• **The problem**: Pictures do not belong in your copy. Repeat all the other data exactly.

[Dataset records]
┄┄┄┄┄┄
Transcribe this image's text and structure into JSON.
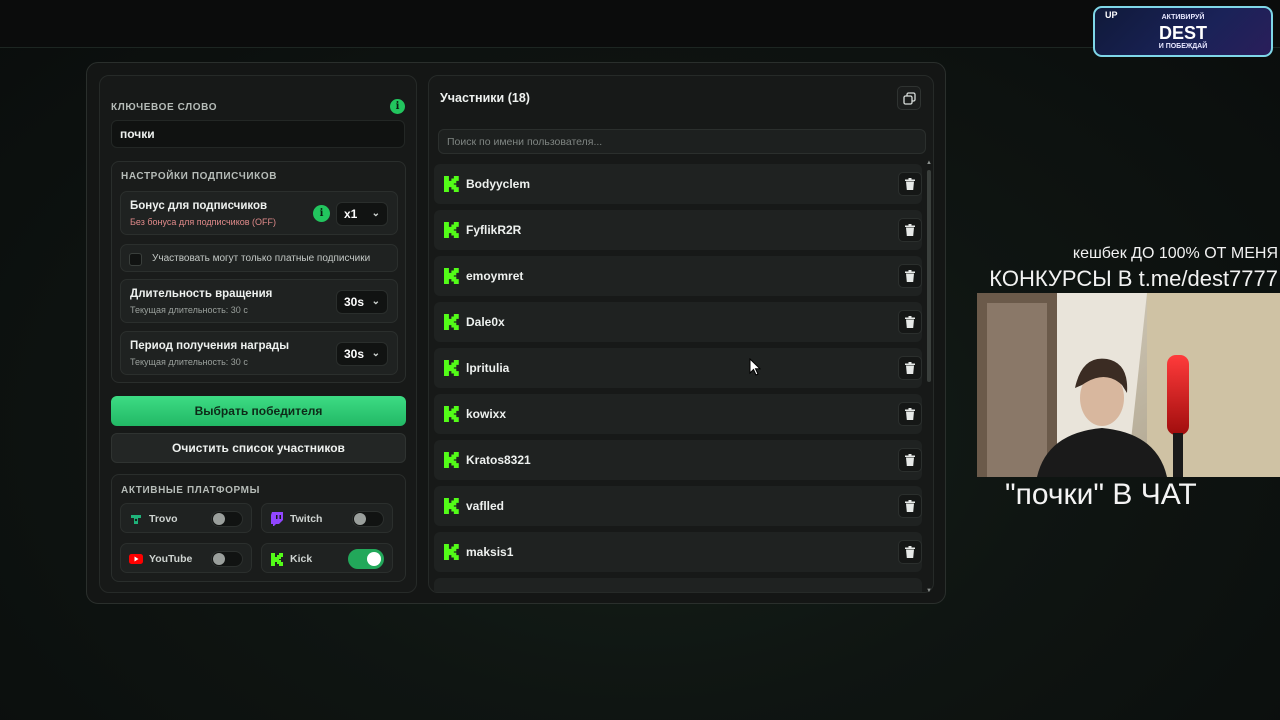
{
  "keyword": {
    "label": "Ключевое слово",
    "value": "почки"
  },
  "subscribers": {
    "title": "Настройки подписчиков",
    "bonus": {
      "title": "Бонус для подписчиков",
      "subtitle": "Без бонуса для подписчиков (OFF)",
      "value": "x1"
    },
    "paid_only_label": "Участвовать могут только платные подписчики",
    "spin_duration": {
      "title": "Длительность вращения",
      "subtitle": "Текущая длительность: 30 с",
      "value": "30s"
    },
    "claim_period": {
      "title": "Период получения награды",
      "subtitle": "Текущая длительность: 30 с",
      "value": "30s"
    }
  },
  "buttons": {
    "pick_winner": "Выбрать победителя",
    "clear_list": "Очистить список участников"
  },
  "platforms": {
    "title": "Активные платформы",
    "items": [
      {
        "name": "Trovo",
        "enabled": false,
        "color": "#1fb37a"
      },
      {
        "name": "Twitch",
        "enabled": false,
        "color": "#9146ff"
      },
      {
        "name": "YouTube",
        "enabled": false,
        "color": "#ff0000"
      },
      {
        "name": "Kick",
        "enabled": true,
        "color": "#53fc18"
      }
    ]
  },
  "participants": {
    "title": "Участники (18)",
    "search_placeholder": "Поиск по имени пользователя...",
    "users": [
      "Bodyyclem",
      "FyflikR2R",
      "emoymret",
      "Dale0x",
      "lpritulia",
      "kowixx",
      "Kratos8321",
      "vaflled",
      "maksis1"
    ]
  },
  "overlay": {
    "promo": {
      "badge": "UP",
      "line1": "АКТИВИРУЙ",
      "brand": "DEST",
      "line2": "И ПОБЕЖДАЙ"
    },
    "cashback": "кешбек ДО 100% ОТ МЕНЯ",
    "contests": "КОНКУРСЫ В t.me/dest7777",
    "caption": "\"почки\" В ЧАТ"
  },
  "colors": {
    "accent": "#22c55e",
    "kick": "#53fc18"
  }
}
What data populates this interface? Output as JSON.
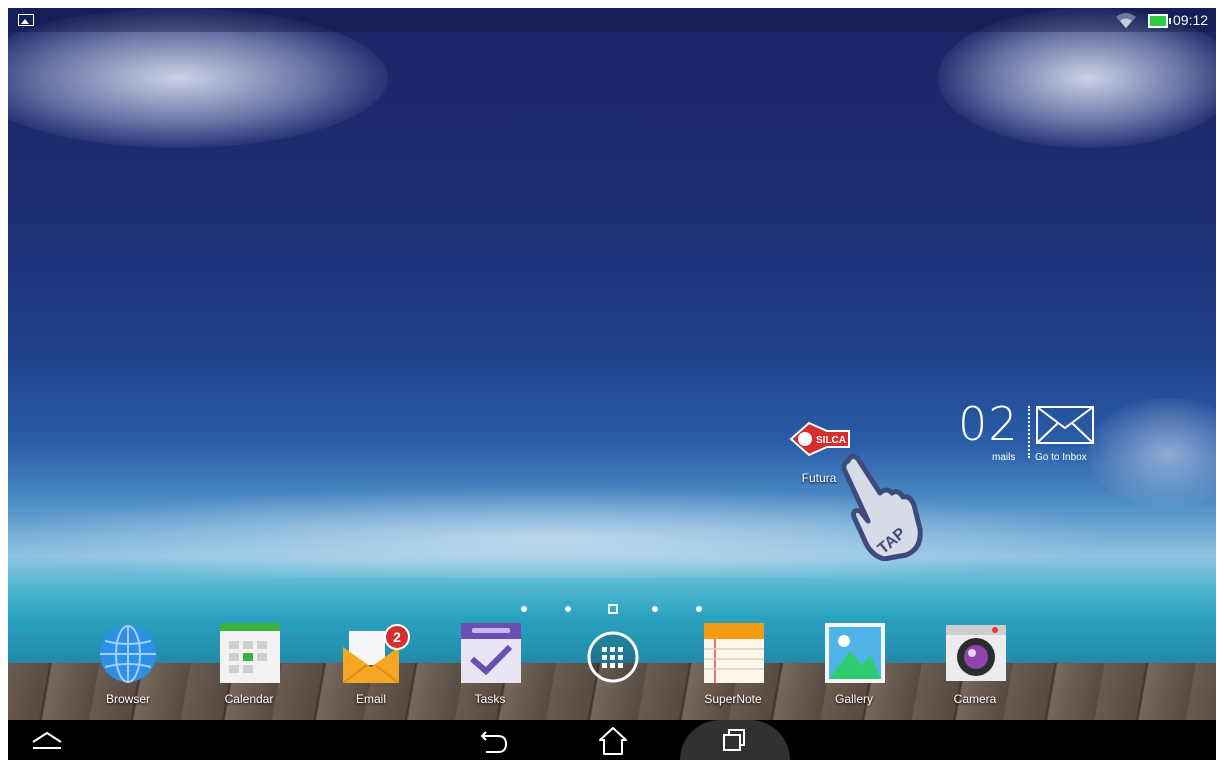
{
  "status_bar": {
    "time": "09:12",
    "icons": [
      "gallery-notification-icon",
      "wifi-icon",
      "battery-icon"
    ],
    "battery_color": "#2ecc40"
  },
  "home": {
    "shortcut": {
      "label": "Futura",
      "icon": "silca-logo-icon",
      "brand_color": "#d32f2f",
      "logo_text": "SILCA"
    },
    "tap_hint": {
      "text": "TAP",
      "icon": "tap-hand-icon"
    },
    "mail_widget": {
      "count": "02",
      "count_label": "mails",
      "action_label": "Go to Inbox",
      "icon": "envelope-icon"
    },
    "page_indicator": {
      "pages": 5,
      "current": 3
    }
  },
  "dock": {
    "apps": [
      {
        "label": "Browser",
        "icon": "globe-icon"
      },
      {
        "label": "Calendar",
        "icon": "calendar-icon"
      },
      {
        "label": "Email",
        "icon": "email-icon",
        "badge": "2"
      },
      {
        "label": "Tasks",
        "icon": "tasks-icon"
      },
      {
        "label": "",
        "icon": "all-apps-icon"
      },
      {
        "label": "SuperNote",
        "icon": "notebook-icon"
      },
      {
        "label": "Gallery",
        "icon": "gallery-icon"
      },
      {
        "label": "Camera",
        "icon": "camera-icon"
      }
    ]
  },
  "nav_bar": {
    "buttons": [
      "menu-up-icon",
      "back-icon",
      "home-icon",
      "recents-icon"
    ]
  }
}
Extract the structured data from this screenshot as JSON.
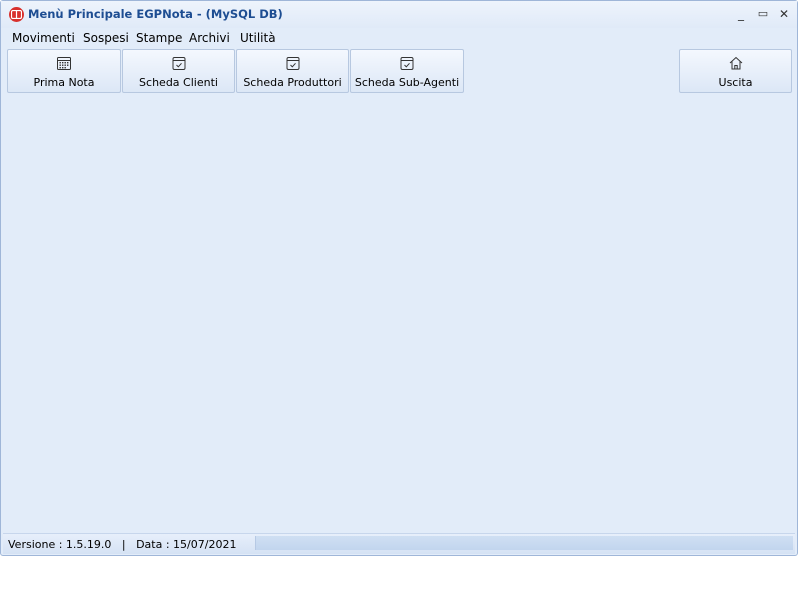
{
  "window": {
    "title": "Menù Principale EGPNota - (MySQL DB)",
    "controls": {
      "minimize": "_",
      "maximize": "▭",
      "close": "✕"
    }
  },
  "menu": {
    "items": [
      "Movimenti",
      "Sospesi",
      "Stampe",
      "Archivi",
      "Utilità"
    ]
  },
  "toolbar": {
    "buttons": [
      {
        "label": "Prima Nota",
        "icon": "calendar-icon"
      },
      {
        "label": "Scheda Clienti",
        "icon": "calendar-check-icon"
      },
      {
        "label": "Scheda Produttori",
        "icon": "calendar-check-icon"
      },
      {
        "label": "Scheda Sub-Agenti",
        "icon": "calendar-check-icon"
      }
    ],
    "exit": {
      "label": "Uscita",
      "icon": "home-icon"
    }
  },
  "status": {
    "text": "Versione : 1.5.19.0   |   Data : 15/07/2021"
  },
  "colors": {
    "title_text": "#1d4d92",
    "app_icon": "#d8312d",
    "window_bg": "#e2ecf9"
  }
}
┄┄┄┄┄┄
• **The completed task**:
Transcribe this image's text and structure into JSON.
{
  "keyword": {
    "label": "Ключевое слово",
    "value": "почки"
  },
  "subscribers": {
    "title": "Настройки подписчиков",
    "bonus": {
      "title": "Бонус для подписчиков",
      "subtitle": "Без бонуса для подписчиков (OFF)",
      "value": "x1"
    },
    "paid_only_label": "Участвовать могут только платные подписчики",
    "spin_duration": {
      "title": "Длительность вращения",
      "subtitle": "Текущая длительность: 30 с",
      "value": "30s"
    },
    "claim_period": {
      "title": "Период получения награды",
      "subtitle": "Текущая длительность: 30 с",
      "value": "30s"
    }
  },
  "buttons": {
    "pick_winner": "Выбрать победителя",
    "clear_list": "Очистить список участников"
  },
  "platforms": {
    "title": "Активные платформы",
    "items": [
      {
        "name": "Trovo",
        "enabled": false,
        "color": "#1fb37a"
      },
      {
        "name": "Twitch",
        "enabled": false,
        "color": "#9146ff"
      },
      {
        "name": "YouTube",
        "enabled": false,
        "color": "#ff0000"
      },
      {
        "name": "Kick",
        "enabled": true,
        "color": "#53fc18"
      }
    ]
  },
  "participants": {
    "title": "Участники (18)",
    "search_placeholder": "Поиск по имени пользователя...",
    "users": [
      "Bodyyclem",
      "FyflikR2R",
      "emoymret",
      "Dale0x",
      "lpritulia",
      "kowixx",
      "Kratos8321",
      "vaflled",
      "maksis1"
    ]
  },
  "overlay": {
    "promo": {
      "badge": "UP",
      "line1": "АКТИВИРУЙ",
      "brand": "DEST",
      "line2": "И ПОБЕЖДАЙ"
    },
    "cashback": "кешбек ДО 100% ОТ МЕНЯ",
    "contests": "КОНКУРСЫ В t.me/dest7777",
    "caption": "\"почки\" В ЧАТ"
  },
  "colors": {
    "accent": "#22c55e",
    "kick": "#53fc18"
  }
}
What data populates this interface? Output as JSON.
{
  "status_bar": {
    "time": "09:12",
    "icons": [
      "gallery-notification-icon",
      "wifi-icon",
      "battery-icon"
    ],
    "battery_color": "#2ecc40"
  },
  "home": {
    "shortcut": {
      "label": "Futura",
      "icon": "silca-logo-icon",
      "brand_color": "#d32f2f",
      "logo_text": "SILCA"
    },
    "tap_hint": {
      "text": "TAP",
      "icon": "tap-hand-icon"
    },
    "mail_widget": {
      "count": "02",
      "count_label": "mails",
      "action_label": "Go to Inbox",
      "icon": "envelope-icon"
    },
    "page_indicator": {
      "pages": 5,
      "current": 3
    }
  },
  "dock": {
    "apps": [
      {
        "label": "Browser",
        "icon": "globe-icon"
      },
      {
        "label": "Calendar",
        "icon": "calendar-icon"
      },
      {
        "label": "Email",
        "icon": "email-icon",
        "badge": "2"
      },
      {
        "label": "Tasks",
        "icon": "tasks-icon"
      },
      {
        "label": "",
        "icon": "all-apps-icon"
      },
      {
        "label": "SuperNote",
        "icon": "notebook-icon"
      },
      {
        "label": "Gallery",
        "icon": "gallery-icon"
      },
      {
        "label": "Camera",
        "icon": "camera-icon"
      }
    ]
  },
  "nav_bar": {
    "buttons": [
      "menu-up-icon",
      "back-icon",
      "home-icon",
      "recents-icon"
    ]
  }
}
Extract the structured data from this screenshot as JSON.
{
  "window": {
    "title": "Menù Principale EGPNota - (MySQL DB)",
    "controls": {
      "minimize": "_",
      "maximize": "▭",
      "close": "✕"
    }
  },
  "menu": {
    "items": [
      "Movimenti",
      "Sospesi",
      "Stampe",
      "Archivi",
      "Utilità"
    ]
  },
  "toolbar": {
    "buttons": [
      {
        "label": "Prima Nota",
        "icon": "calendar-icon"
      },
      {
        "label": "Scheda Clienti",
        "icon": "calendar-check-icon"
      },
      {
        "label": "Scheda Produttori",
        "icon": "calendar-check-icon"
      },
      {
        "label": "Scheda Sub-Agenti",
        "icon": "calendar-check-icon"
      }
    ],
    "exit": {
      "label": "Uscita",
      "icon": "home-icon"
    }
  },
  "status": {
    "text": "Versione : 1.5.19.0   |   Data : 15/07/2021"
  },
  "colors": {
    "title_text": "#1d4d92",
    "app_icon": "#d8312d",
    "window_bg": "#e2ecf9"
  }
}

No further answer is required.